-- start of LISTING --
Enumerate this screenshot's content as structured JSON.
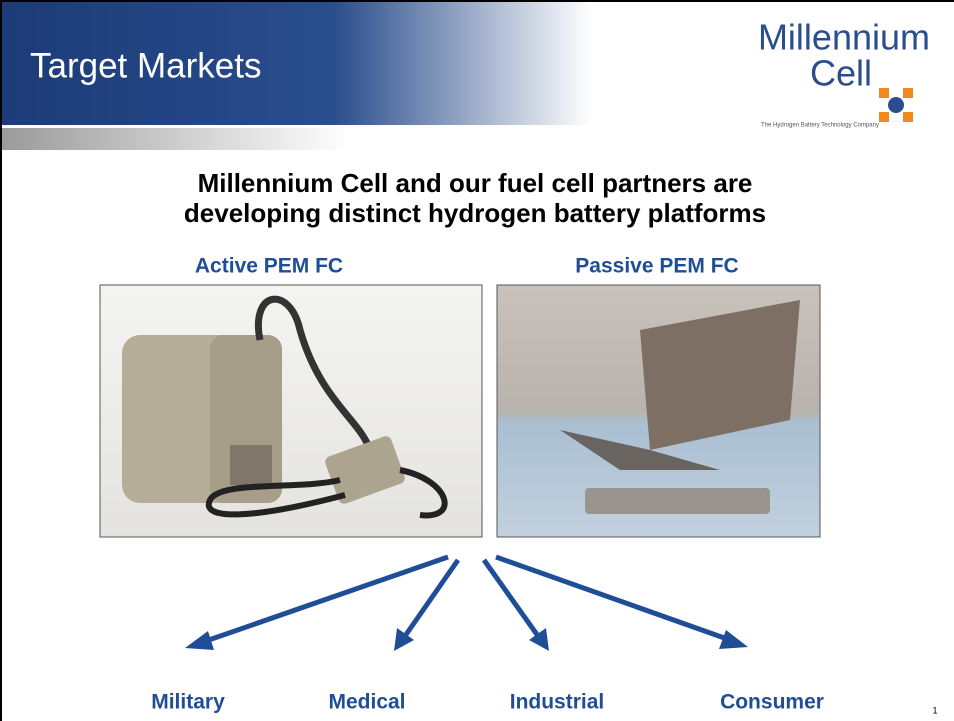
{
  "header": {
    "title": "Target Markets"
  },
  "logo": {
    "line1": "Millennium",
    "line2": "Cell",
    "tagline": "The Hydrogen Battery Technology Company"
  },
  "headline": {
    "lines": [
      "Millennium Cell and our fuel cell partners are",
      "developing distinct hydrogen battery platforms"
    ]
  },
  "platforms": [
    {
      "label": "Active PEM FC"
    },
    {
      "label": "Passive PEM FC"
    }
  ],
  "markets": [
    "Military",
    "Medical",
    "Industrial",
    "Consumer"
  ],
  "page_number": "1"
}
-- end of LISTING --
• _TASK BRIEF_: Your task is to collect every line above that contains the word "Millennium".

• _TASK SOLUTION_:
    "line1": "Millennium",
      "Millennium Cell and our fuel cell partners are",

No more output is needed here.